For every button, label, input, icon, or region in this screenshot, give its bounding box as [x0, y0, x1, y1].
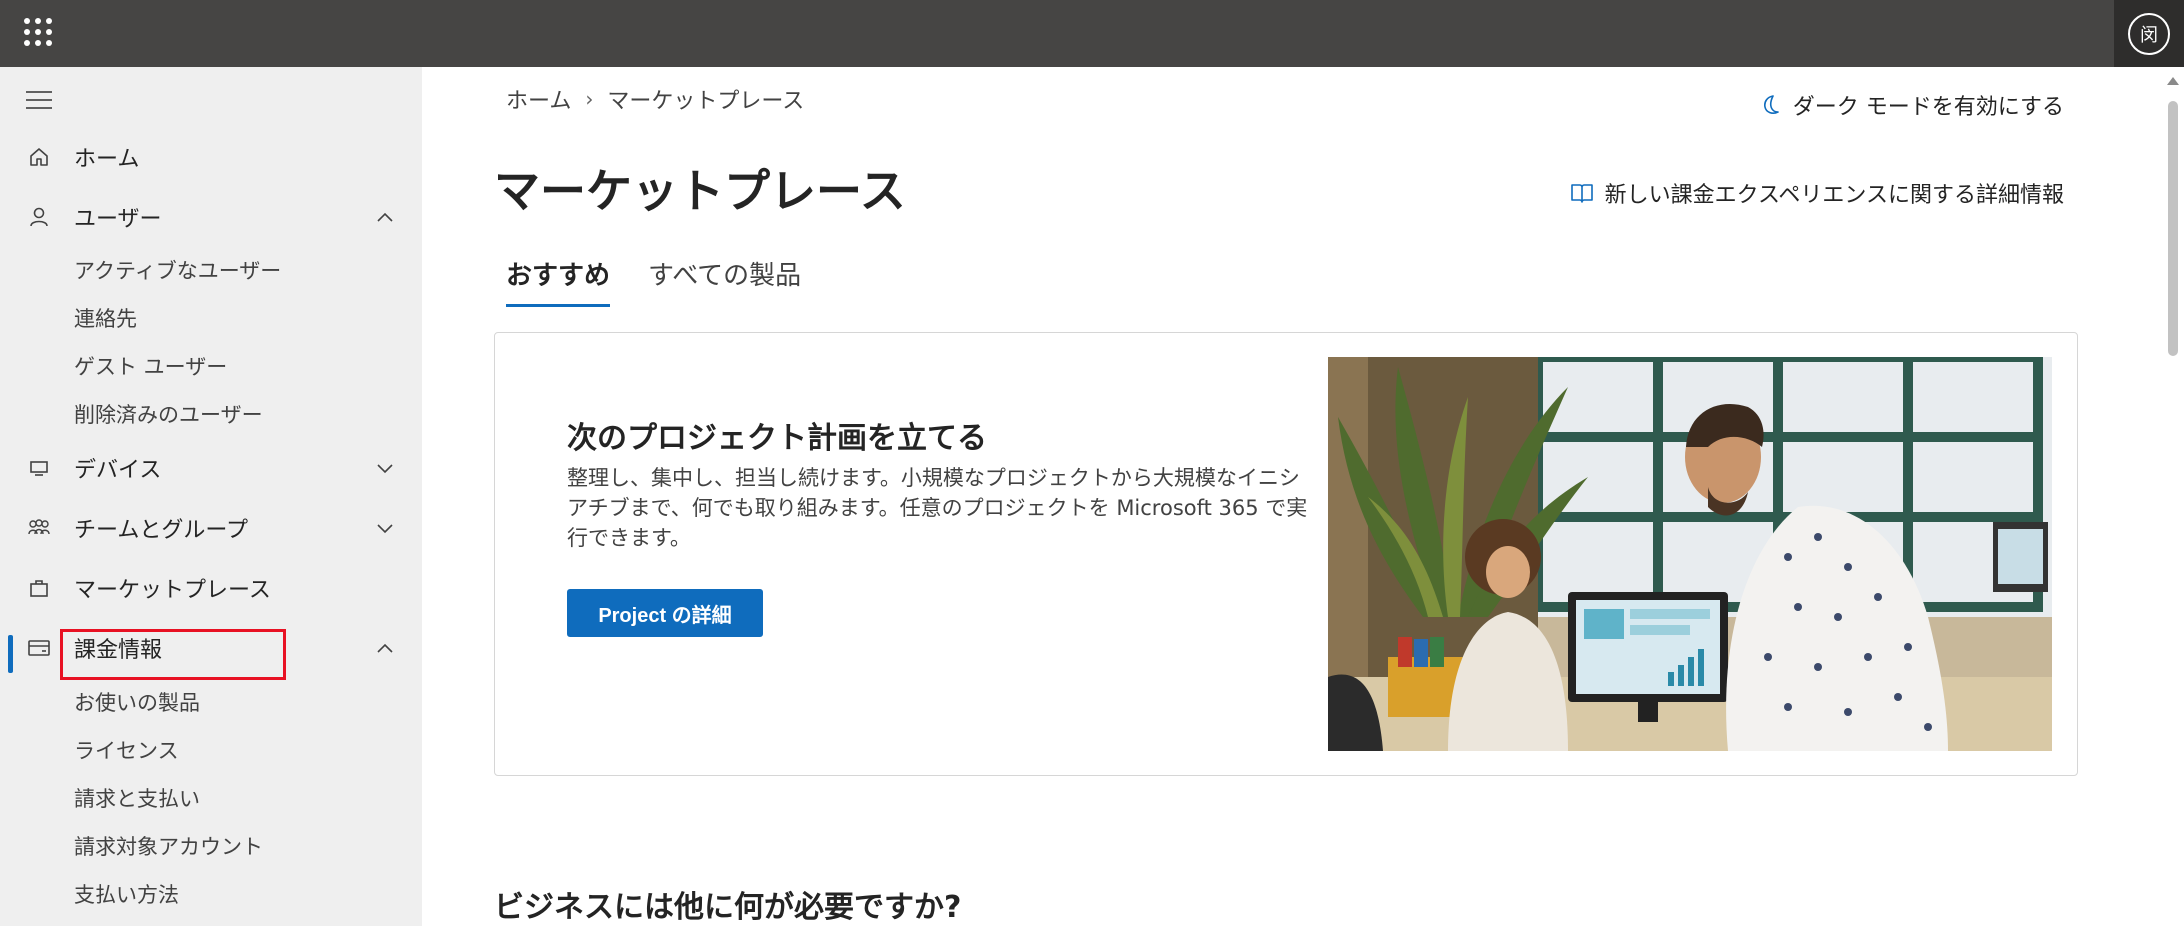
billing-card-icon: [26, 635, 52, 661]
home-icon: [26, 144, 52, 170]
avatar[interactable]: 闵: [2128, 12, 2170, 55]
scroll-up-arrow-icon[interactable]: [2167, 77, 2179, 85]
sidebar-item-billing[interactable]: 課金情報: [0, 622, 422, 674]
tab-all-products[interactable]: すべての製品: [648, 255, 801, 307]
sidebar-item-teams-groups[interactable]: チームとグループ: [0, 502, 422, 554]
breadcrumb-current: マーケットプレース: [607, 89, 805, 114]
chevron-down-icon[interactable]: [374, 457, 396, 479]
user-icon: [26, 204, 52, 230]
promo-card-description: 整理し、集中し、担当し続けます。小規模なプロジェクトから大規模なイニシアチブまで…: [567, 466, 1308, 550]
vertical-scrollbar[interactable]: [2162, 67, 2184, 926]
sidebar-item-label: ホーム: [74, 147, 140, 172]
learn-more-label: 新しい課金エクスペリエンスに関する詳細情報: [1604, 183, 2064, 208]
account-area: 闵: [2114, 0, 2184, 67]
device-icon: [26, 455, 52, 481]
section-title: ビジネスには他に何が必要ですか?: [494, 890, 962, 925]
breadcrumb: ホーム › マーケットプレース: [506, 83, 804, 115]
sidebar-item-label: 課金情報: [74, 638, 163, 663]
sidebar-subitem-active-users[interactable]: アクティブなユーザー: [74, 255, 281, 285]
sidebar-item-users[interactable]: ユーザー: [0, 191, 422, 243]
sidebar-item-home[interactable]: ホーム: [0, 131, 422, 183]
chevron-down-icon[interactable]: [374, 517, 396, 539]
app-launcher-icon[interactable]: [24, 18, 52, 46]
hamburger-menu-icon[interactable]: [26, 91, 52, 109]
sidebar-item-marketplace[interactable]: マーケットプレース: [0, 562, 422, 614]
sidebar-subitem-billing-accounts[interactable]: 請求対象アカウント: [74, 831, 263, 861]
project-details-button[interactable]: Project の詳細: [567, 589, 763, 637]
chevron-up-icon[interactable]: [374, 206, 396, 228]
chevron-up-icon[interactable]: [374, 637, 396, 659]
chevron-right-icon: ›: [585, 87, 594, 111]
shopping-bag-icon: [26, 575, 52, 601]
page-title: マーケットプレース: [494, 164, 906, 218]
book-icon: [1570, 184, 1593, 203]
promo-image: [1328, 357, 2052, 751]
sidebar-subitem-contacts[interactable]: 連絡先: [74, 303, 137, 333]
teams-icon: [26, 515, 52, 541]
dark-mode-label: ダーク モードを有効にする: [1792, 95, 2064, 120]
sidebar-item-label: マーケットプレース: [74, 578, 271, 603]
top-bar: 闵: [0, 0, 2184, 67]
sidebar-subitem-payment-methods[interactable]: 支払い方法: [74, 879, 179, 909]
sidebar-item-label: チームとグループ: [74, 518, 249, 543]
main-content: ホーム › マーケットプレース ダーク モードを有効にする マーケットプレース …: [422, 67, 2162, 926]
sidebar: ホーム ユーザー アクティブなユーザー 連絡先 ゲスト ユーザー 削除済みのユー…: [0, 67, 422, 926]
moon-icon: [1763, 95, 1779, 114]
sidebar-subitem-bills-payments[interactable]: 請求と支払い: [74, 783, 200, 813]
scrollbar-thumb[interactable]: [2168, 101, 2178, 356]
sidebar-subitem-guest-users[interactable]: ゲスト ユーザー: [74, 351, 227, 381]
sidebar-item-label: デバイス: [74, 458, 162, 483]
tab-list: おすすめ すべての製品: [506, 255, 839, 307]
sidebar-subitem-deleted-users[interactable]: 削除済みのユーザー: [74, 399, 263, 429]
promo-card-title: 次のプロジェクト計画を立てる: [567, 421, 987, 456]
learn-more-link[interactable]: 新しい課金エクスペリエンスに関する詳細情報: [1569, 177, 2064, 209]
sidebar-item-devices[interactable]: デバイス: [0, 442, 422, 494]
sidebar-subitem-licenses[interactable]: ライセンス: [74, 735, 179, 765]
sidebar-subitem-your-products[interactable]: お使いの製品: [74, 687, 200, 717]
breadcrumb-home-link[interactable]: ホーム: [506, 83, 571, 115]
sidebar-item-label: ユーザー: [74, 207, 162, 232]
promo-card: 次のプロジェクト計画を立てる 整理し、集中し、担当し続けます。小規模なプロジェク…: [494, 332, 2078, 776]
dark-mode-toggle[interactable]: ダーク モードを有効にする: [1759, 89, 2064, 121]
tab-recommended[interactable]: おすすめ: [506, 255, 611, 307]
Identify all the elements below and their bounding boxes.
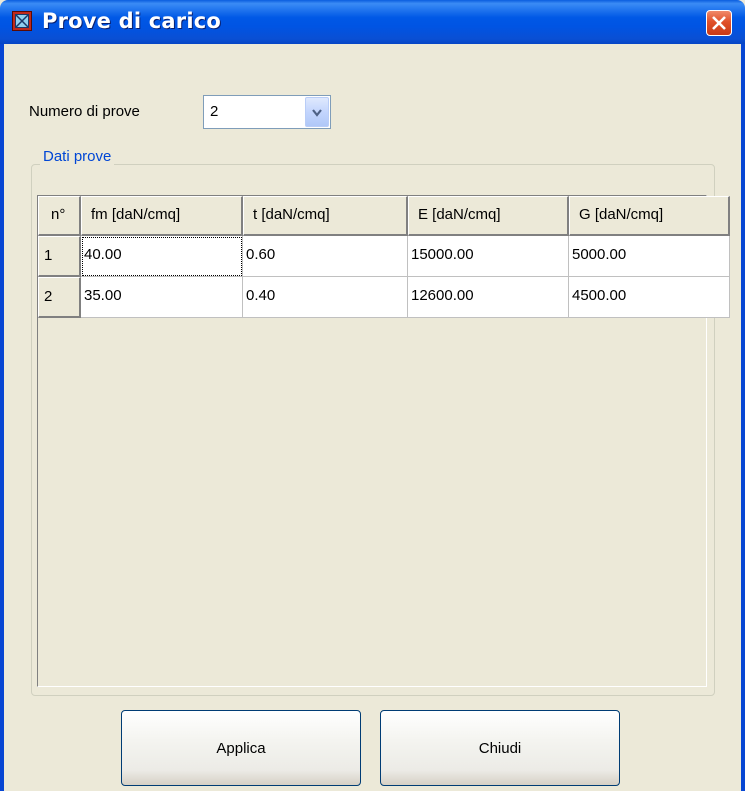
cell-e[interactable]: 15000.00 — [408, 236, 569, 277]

**SET EXERCISE**
Copy all of the lines above verbatim, omitting the pictures from your reply.

**ANSWER TO THIS TASK**
For every button, label, input, icon, or region in this screenshot, give its bounding box as [x0, y0, x1, y1].
billing-card-icon: [26, 635, 52, 661]
home-icon: [26, 144, 52, 170]
avatar[interactable]: 闵: [2128, 12, 2170, 55]
scroll-up-arrow-icon[interactable]: [2167, 77, 2179, 85]
sidebar-item-billing[interactable]: 課金情報: [0, 622, 422, 674]
tab-all-products[interactable]: すべての製品: [648, 255, 801, 307]
sidebar-item-teams-groups[interactable]: チームとグループ: [0, 502, 422, 554]
breadcrumb-current: マーケットプレース: [607, 89, 805, 114]
chevron-down-icon[interactable]: [374, 457, 396, 479]
user-icon: [26, 204, 52, 230]
promo-card-description: 整理し、集中し、担当し続けます。小規模なプロジェクトから大規模なイニシアチブまで…: [567, 466, 1308, 550]
vertical-scrollbar[interactable]: [2162, 67, 2184, 926]
sidebar-item-label: ホーム: [74, 147, 140, 172]
learn-more-label: 新しい課金エクスペリエンスに関する詳細情報: [1604, 183, 2064, 208]
account-area: 闵: [2114, 0, 2184, 67]
device-icon: [26, 455, 52, 481]
section-title: ビジネスには他に何が必要ですか?: [494, 890, 962, 925]
breadcrumb: ホーム › マーケットプレース: [506, 83, 804, 115]
sidebar-item-label: 課金情報: [74, 638, 163, 663]
sidebar-subitem-active-users[interactable]: アクティブなユーザー: [74, 255, 281, 285]
sidebar-item-users[interactable]: ユーザー: [0, 191, 422, 243]
sidebar-item-home[interactable]: ホーム: [0, 131, 422, 183]
chevron-down-icon[interactable]: [374, 517, 396, 539]
app-launcher-icon[interactable]: [24, 18, 52, 46]
hamburger-menu-icon[interactable]: [26, 91, 52, 109]
sidebar-item-marketplace[interactable]: マーケットプレース: [0, 562, 422, 614]
sidebar-subitem-billing-accounts[interactable]: 請求対象アカウント: [74, 831, 263, 861]
project-details-button[interactable]: Project の詳細: [567, 589, 763, 637]
chevron-up-icon[interactable]: [374, 206, 396, 228]
chevron-up-icon[interactable]: [374, 637, 396, 659]
chevron-right-icon: ›: [585, 87, 594, 111]
shopping-bag-icon: [26, 575, 52, 601]
page-title: マーケットプレース: [494, 164, 906, 218]
book-icon: [1570, 184, 1593, 203]
promo-image: [1328, 357, 2052, 751]
sidebar-subitem-contacts[interactable]: 連絡先: [74, 303, 137, 333]
teams-icon: [26, 515, 52, 541]
dark-mode-label: ダーク モードを有効にする: [1792, 95, 2064, 120]
sidebar-item-label: マーケットプレース: [74, 578, 271, 603]
top-bar: 闵: [0, 0, 2184, 67]
sidebar-subitem-payment-methods[interactable]: 支払い方法: [74, 879, 179, 909]
sidebar-item-label: チームとグループ: [74, 518, 249, 543]
main-content: ホーム › マーケットプレース ダーク モードを有効にする マーケットプレース …: [422, 67, 2162, 926]
sidebar: ホーム ユーザー アクティブなユーザー 連絡先 ゲスト ユーザー 削除済みのユー…: [0, 67, 422, 926]
moon-icon: [1763, 95, 1779, 114]
sidebar-subitem-bills-payments[interactable]: 請求と支払い: [74, 783, 200, 813]
scrollbar-thumb[interactable]: [2168, 101, 2178, 356]
sidebar-subitem-guest-users[interactable]: ゲスト ユーザー: [74, 351, 227, 381]
sidebar-item-label: デバイス: [74, 458, 162, 483]
tab-list: おすすめ すべての製品: [506, 255, 839, 307]
sidebar-subitem-deleted-users[interactable]: 削除済みのユーザー: [74, 399, 263, 429]
promo-card-title: 次のプロジェクト計画を立てる: [567, 421, 987, 456]
learn-more-link[interactable]: 新しい課金エクスペリエンスに関する詳細情報: [1569, 177, 2064, 209]
sidebar-item-devices[interactable]: デバイス: [0, 442, 422, 494]
sidebar-subitem-licenses[interactable]: ライセンス: [74, 735, 179, 765]
sidebar-subitem-your-products[interactable]: お使いの製品: [74, 687, 200, 717]
breadcrumb-home-link[interactable]: ホーム: [506, 83, 571, 115]
sidebar-item-label: ユーザー: [74, 207, 162, 232]
promo-card: 次のプロジェクト計画を立てる 整理し、集中し、担当し続けます。小規模なプロジェク…: [494, 332, 2078, 776]
dark-mode-toggle[interactable]: ダーク モードを有効にする: [1759, 89, 2064, 121]
tab-recommended[interactable]: おすすめ: [506, 255, 611, 307]
Identify all the elements below and their bounding boxes.
cell-e[interactable]: 15000.00 — [408, 236, 569, 277]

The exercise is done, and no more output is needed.